#### Stated exercise
Transcribe the lines below exactly, beginning with the line that holds "Read this page and output its text content." and ending with the final line, both included. Pictures are to be left out.

[Source data]
☆ ☆ ☆ ☆ ☆
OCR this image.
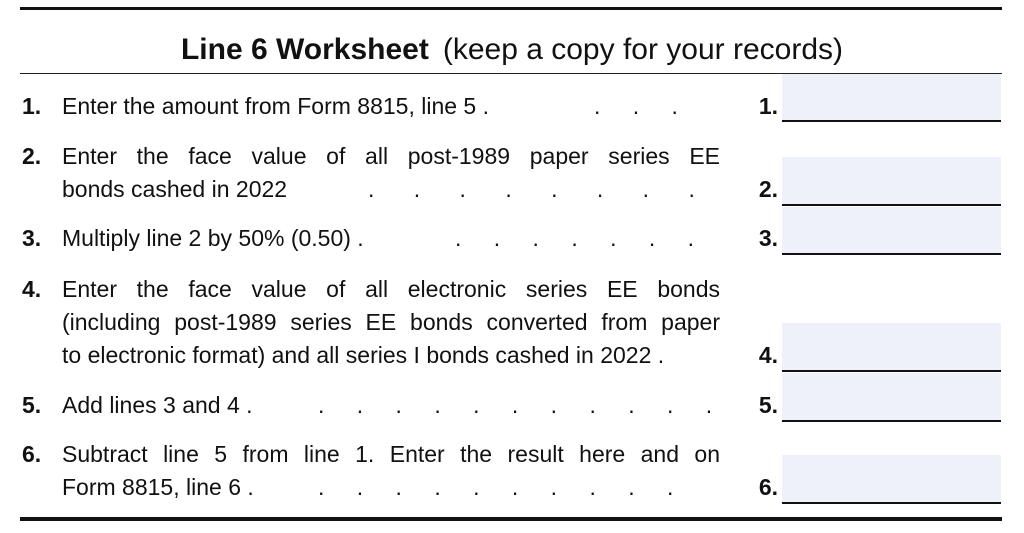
Line 6 Worksheet (keep a copy for your records)
1. Enter the amount from Form 8815, line 5 .	. . .	1.
2. Enter the face value of all post-1989 paper series EE
bonds cashed in 2022	. . . . . . . .	2.
3. Multiply line 2 by 50% (0.50) .	. . . . . . .	3.
4. Enter the face value of all electronic series EE bonds
(including post-1989 series EE bonds converted from paper
to electronic format) and all series I bonds cashed in 2022 .	4.
5. Add lines 3 and 4 .	. . . . . . . . . . .	5.
6. Subtract line 5 from line 1. Enter the result here and on
Form 8815, line 6 .	. . . . . . . . . .	6.
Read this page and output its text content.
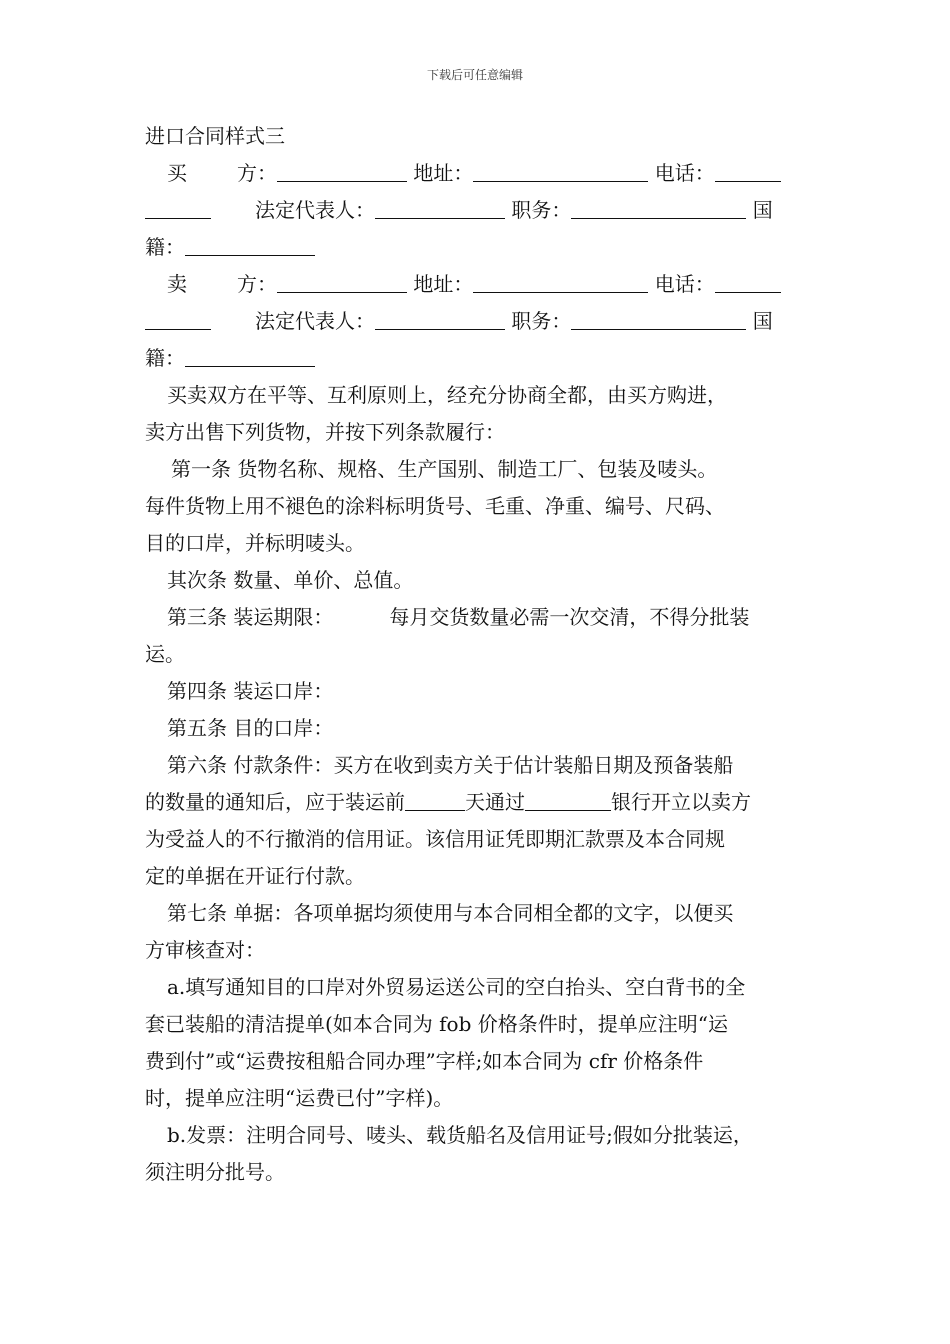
下载后可任意编辑
进口合同样式三
买	方：	地址：	电话：
法定代表人：	职务：	国
籍：
卖	方：	地址：	电话：
法定代表人：	职务：	国
籍：
买卖双方在平等、互利原则上，经充分协商全都，由买方购进，
卖方出售下列货物，并按下列条款履行：
第一条 货物名称、规格、生产国别、制造工厂、包装及唛头。
每件货物上用不褪色的涂料标明货号、毛重、净重、编号、尺码、
目的口岸，并标明唛头。
其次条 数量、单价、总值。
第三条 装运期限：	每月交货数量必需一次交清，不得分批装
运。
第四条 装运口岸：
第五条 目的口岸：
第六条 付款条件：买方在收到卖方关于估计装船日期及预备装船
的数量的通知后，应于装运前	天通过	银行开立以卖方
为受益人的不行撤消的信用证。该信用证凭即期汇款票及本合同规
定的单据在开证行付款。
第七条 单据：各项单据均须使用与本合同相全都的文字，以便买
方审核查对：
a.填写通知目的口岸对外贸易运送公司的空白抬头、空白背书的全
套已装船的清洁提单(如本合同为 fob 价格条件时，提单应注明“运
费到付”或“运费按租船合同办理”字样;如本合同为 cfr 价格条件
时，提单应注明“运费已付”字样)。
b.发票：注明合同号、唛头、载货船名及信用证号;假如分批装运，
须注明分批号。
☆ ☆ ☆ ☆ ☆
#### Result of the task
Read this page and output its text content.
下载后可任意编辑
进口合同样式三
买	方：	地址：	电话：
法定代表人：	职务：	国
籍：
卖	方：	地址：	电话：
法定代表人：	职务：	国
籍：
买卖双方在平等、互利原则上，经充分协商全都，由买方购进，
卖方出售下列货物，并按下列条款履行：
第一条 货物名称、规格、生产国别、制造工厂、包装及唛头。
每件货物上用不褪色的涂料标明货号、毛重、净重、编号、尺码、
目的口岸，并标明唛头。
其次条 数量、单价、总值。
第三条 装运期限：	每月交货数量必需一次交清，不得分批装
运。
第四条 装运口岸：
第五条 目的口岸：
第六条 付款条件：买方在收到卖方关于估计装船日期及预备装船
的数量的通知后，应于装运前	天通过	银行开立以卖方
为受益人的不行撤消的信用证。该信用证凭即期汇款票及本合同规
定的单据在开证行付款。
第七条 单据：各项单据均须使用与本合同相全都的文字，以便买
方审核查对：
a.填写通知目的口岸对外贸易运送公司的空白抬头、空白背书的全
套已装船的清洁提单(如本合同为 fob 价格条件时，提单应注明“运
费到付”或“运费按租船合同办理”字样;如本合同为 cfr 价格条件
时，提单应注明“运费已付”字样)。
b.发票：注明合同号、唛头、载货船名及信用证号;假如分批装运，
须注明分批号。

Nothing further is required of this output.